• **What to produce**
Your job is to return each record exactly, minus any pictures.

== Segment start ==

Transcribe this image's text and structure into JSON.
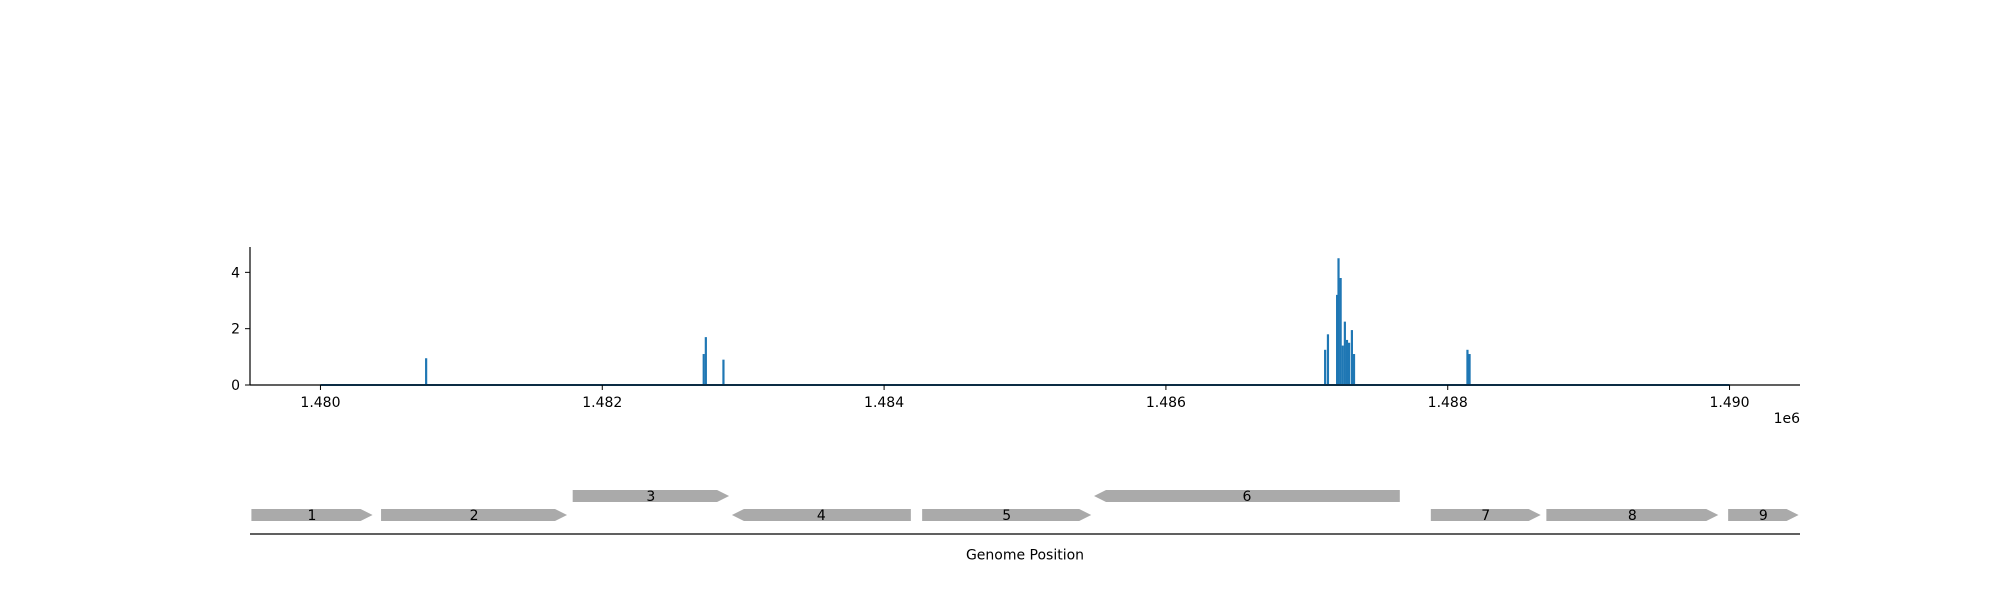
{
  "chart_data": [
    {
      "type": "line",
      "title": "",
      "xlabel": "",
      "ylabel": "",
      "xlim": [
        1479500,
        1490500
      ],
      "ylim": [
        0,
        4.9
      ],
      "x_offset_label": "1e6",
      "x_ticks": [
        1480000,
        1482000,
        1484000,
        1486000,
        1488000,
        1490000
      ],
      "x_tick_labels": [
        "1.480",
        "1.482",
        "1.484",
        "1.486",
        "1.488",
        "1.490"
      ],
      "y_ticks": [
        0,
        2,
        4
      ],
      "y_tick_labels": [
        "0",
        "2",
        "4"
      ],
      "grid": false,
      "line_color": "#1f77b4",
      "baseline": [
        1480000,
        1490000
      ],
      "peaks": [
        {
          "x": 1480750,
          "y": 0.95
        },
        {
          "x": 1482720,
          "y": 1.1
        },
        {
          "x": 1482735,
          "y": 1.7
        },
        {
          "x": 1482860,
          "y": 0.9
        },
        {
          "x": 1487130,
          "y": 1.25
        },
        {
          "x": 1487150,
          "y": 1.8
        },
        {
          "x": 1487215,
          "y": 3.2
        },
        {
          "x": 1487225,
          "y": 4.5
        },
        {
          "x": 1487240,
          "y": 3.8
        },
        {
          "x": 1487255,
          "y": 1.4
        },
        {
          "x": 1487270,
          "y": 2.25
        },
        {
          "x": 1487285,
          "y": 1.6
        },
        {
          "x": 1487300,
          "y": 1.5
        },
        {
          "x": 1487320,
          "y": 1.95
        },
        {
          "x": 1487335,
          "y": 1.1
        },
        {
          "x": 1488140,
          "y": 1.25
        },
        {
          "x": 1488155,
          "y": 1.1
        }
      ]
    },
    {
      "type": "gene_track",
      "xlabel": "Genome Position",
      "feature_color": "#aaaaaa",
      "genes": [
        {
          "label": "1",
          "start": 1479510,
          "end": 1480370,
          "strand": "+",
          "row": 0
        },
        {
          "label": "2",
          "start": 1480430,
          "end": 1481750,
          "strand": "+",
          "row": 0
        },
        {
          "label": "3",
          "start": 1481790,
          "end": 1482900,
          "strand": "+",
          "row": 1
        },
        {
          "label": "4",
          "start": 1482920,
          "end": 1484190,
          "strand": "-",
          "row": 0
        },
        {
          "label": "5",
          "start": 1484270,
          "end": 1485470,
          "strand": "+",
          "row": 0
        },
        {
          "label": "6",
          "start": 1485490,
          "end": 1487660,
          "strand": "-",
          "row": 1
        },
        {
          "label": "7",
          "start": 1487880,
          "end": 1488660,
          "strand": "+",
          "row": 0
        },
        {
          "label": "8",
          "start": 1488700,
          "end": 1489920,
          "strand": "+",
          "row": 0
        },
        {
          "label": "9",
          "start": 1489990,
          "end": 1490490,
          "strand": "+",
          "row": 0
        }
      ]
    }
  ]
}
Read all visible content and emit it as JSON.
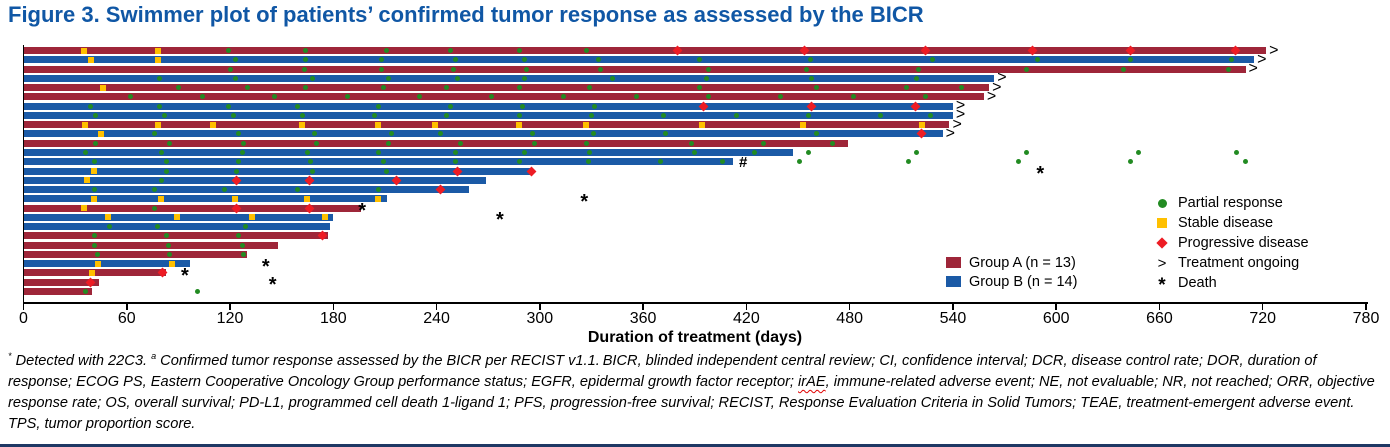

== Segment end ==

• **Response area**
Transcribe this image's text and structure into JSON.
{
  "chart_data": [
    {
      "type": "line",
      "title": "",
      "xlabel": "",
      "ylabel": "",
      "xlim": [
        1479500,
        1490500
      ],
      "ylim": [
        0,
        4.9
      ],
      "x_offset_label": "1e6",
      "x_ticks": [
        1480000,
        1482000,
        1484000,
        1486000,
        1488000,
        1490000
      ],
      "x_tick_labels": [
        "1.480",
        "1.482",
        "1.484",
        "1.486",
        "1.488",
        "1.490"
      ],
      "y_ticks": [
        0,
        2,
        4
      ],
      "y_tick_labels": [
        "0",
        "2",
        "4"
      ],
      "grid": false,
      "line_color": "#1f77b4",
      "baseline": [
        1480000,
        1490000
      ],
      "peaks": [
        {
          "x": 1480750,
          "y": 0.95
        },
        {
          "x": 1482720,
          "y": 1.1
        },
        {
          "x": 1482735,
          "y": 1.7
        },
        {
          "x": 1482860,
          "y": 0.9
        },
        {
          "x": 1487130,
          "y": 1.25
        },
        {
          "x": 1487150,
          "y": 1.8
        },
        {
          "x": 1487215,
          "y": 3.2
        },
        {
          "x": 1487225,
          "y": 4.5
        },
        {
          "x": 1487240,
          "y": 3.8
        },
        {
          "x": 1487255,
          "y": 1.4
        },
        {
          "x": 1487270,
          "y": 2.25
        },
        {
          "x": 1487285,
          "y": 1.6
        },
        {
          "x": 1487300,
          "y": 1.5
        },
        {
          "x": 1487320,
          "y": 1.95
        },
        {
          "x": 1487335,
          "y": 1.1
        },
        {
          "x": 1488140,
          "y": 1.25
        },
        {
          "x": 1488155,
          "y": 1.1
        }
      ]
    },
    {
      "type": "gene_track",
      "xlabel": "Genome Position",
      "feature_color": "#aaaaaa",
      "genes": [
        {
          "label": "1",
          "start": 1479510,
          "end": 1480370,
          "strand": "+",
          "row": 0
        },
        {
          "label": "2",
          "start": 1480430,
          "end": 1481750,
          "strand": "+",
          "row": 0
        },
        {
          "label": "3",
          "start": 1481790,
          "end": 1482900,
          "strand": "+",
          "row": 1
        },
        {
          "label": "4",
          "start": 1482920,
          "end": 1484190,
          "strand": "-",
          "row": 0
        },
        {
          "label": "5",
          "start": 1484270,
          "end": 1485470,
          "strand": "+",
          "row": 0
        },
        {
          "label": "6",
          "start": 1485490,
          "end": 1487660,
          "strand": "-",
          "row": 1
        },
        {
          "label": "7",
          "start": 1487880,
          "end": 1488660,
          "strand": "+",
          "row": 0
        },
        {
          "label": "8",
          "start": 1488700,
          "end": 1489920,
          "strand": "+",
          "row": 0
        },
        {
          "label": "9",
          "start": 1489990,
          "end": 1490490,
          "strand": "+",
          "row": 0
        }
      ]
    }
  ]
}
Read all visible content and emit it as JSON.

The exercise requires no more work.